§ **REQUIREMENT**: Copy out each line in the material below that has the word "data".

§ **SUPPLIED INFORMATION**:
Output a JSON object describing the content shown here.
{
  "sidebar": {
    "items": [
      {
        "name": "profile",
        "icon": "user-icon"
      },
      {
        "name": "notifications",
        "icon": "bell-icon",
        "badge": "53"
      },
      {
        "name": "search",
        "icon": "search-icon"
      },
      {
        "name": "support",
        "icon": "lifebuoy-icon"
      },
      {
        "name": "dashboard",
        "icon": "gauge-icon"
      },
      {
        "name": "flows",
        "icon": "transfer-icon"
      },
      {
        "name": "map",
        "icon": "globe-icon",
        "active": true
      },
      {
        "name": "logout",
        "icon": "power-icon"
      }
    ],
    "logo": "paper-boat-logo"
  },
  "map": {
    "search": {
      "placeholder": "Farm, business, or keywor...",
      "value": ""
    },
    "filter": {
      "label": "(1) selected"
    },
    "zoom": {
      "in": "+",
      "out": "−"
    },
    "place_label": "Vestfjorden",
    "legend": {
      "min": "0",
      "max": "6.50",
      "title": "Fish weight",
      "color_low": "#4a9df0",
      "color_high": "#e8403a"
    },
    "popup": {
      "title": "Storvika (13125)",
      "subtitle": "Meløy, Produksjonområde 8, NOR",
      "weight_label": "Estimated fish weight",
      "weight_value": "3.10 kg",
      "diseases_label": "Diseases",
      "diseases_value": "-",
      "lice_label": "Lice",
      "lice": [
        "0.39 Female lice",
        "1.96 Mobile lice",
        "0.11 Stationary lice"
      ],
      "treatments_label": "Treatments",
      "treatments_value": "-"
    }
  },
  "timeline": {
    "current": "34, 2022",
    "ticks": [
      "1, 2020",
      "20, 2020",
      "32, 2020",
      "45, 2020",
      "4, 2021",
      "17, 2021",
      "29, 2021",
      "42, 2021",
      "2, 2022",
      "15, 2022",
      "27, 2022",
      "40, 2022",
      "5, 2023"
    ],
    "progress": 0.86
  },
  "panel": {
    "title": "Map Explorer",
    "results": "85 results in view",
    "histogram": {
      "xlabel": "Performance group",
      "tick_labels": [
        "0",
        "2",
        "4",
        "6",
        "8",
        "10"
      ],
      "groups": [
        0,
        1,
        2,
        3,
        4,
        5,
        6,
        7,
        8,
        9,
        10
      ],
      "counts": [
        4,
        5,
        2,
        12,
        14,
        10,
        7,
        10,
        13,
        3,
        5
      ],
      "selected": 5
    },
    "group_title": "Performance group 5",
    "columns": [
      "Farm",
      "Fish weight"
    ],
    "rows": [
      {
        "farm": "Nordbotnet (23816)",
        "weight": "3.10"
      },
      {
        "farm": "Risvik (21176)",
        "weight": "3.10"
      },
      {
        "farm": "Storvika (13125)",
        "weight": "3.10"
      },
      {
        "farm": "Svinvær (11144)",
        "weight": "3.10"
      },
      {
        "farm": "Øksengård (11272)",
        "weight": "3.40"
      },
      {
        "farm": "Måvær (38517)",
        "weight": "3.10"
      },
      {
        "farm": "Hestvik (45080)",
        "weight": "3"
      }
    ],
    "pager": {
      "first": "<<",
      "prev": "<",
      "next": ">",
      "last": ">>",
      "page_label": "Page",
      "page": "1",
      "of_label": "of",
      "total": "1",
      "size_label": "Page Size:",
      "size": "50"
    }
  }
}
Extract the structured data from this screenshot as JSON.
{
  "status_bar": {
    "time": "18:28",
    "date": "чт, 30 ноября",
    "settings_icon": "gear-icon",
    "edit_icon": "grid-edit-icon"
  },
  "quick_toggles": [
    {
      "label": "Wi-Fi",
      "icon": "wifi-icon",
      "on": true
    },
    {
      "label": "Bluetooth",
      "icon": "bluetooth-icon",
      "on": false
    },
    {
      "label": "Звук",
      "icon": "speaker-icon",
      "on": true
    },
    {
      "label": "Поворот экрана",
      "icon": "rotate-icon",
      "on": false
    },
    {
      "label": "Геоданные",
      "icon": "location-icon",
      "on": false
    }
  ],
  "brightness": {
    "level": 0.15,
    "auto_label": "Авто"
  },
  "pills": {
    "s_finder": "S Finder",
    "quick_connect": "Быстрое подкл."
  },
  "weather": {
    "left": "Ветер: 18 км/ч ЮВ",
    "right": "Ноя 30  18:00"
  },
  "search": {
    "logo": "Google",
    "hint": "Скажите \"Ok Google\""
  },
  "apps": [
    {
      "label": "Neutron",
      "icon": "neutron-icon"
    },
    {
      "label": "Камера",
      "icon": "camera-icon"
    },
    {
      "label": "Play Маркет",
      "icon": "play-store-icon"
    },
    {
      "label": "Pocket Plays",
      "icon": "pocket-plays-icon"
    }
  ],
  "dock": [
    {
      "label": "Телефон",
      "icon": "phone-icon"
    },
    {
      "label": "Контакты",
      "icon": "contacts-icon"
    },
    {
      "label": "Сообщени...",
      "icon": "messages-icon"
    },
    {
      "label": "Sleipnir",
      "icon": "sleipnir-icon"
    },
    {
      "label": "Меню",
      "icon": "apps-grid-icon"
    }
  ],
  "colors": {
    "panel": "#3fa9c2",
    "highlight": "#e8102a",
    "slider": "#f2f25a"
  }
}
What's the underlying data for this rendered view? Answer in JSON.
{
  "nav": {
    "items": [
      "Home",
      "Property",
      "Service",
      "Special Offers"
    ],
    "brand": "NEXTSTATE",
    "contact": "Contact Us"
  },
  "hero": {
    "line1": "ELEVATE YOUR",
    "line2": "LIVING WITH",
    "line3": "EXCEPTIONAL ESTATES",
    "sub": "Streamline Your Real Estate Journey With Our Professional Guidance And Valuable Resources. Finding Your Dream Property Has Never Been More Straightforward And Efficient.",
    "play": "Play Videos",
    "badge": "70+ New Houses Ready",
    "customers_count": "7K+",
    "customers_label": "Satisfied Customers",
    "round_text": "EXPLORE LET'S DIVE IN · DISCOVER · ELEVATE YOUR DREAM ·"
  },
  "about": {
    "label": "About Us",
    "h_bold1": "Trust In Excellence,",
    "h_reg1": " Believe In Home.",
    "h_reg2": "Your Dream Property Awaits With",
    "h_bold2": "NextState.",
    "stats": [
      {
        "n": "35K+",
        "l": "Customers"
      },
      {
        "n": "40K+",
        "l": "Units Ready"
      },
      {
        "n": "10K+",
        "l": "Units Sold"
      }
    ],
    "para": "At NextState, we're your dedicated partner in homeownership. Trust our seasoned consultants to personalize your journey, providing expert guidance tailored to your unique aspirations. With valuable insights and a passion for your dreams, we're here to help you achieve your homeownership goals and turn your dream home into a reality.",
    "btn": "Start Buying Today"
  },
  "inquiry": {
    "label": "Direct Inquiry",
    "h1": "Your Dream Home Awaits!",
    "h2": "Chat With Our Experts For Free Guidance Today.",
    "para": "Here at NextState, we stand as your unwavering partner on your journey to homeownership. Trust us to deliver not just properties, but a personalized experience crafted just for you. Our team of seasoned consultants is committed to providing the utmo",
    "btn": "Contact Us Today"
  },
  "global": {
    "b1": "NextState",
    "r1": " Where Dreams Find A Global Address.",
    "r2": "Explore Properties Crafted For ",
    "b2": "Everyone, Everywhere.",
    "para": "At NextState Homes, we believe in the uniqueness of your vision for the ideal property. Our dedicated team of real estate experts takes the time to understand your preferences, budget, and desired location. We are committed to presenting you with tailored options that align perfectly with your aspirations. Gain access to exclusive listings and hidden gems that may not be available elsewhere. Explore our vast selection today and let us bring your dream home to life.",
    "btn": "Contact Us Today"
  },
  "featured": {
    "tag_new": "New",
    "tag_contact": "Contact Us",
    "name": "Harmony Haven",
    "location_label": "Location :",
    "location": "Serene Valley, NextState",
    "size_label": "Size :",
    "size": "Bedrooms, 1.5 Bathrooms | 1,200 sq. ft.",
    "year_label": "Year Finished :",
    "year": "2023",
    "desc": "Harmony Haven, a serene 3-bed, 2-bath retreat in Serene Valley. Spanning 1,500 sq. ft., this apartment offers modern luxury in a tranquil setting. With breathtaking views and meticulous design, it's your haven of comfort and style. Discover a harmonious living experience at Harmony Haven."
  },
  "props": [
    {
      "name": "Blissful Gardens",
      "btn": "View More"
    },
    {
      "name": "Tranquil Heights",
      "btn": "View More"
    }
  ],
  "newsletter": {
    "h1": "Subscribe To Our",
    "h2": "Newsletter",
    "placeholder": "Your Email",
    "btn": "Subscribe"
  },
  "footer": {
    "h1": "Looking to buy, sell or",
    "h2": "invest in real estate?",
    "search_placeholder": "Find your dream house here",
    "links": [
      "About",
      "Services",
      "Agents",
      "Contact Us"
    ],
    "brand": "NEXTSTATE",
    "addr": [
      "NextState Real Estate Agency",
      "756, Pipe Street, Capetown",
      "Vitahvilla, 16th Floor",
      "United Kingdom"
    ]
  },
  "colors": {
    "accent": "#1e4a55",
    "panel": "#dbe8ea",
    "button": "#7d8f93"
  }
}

§ **RESULT OF THE EXERCISE**:
Extract the structured data from this screenshot as JSON.
What's the underlying data for this rendered view? Answer in JSON.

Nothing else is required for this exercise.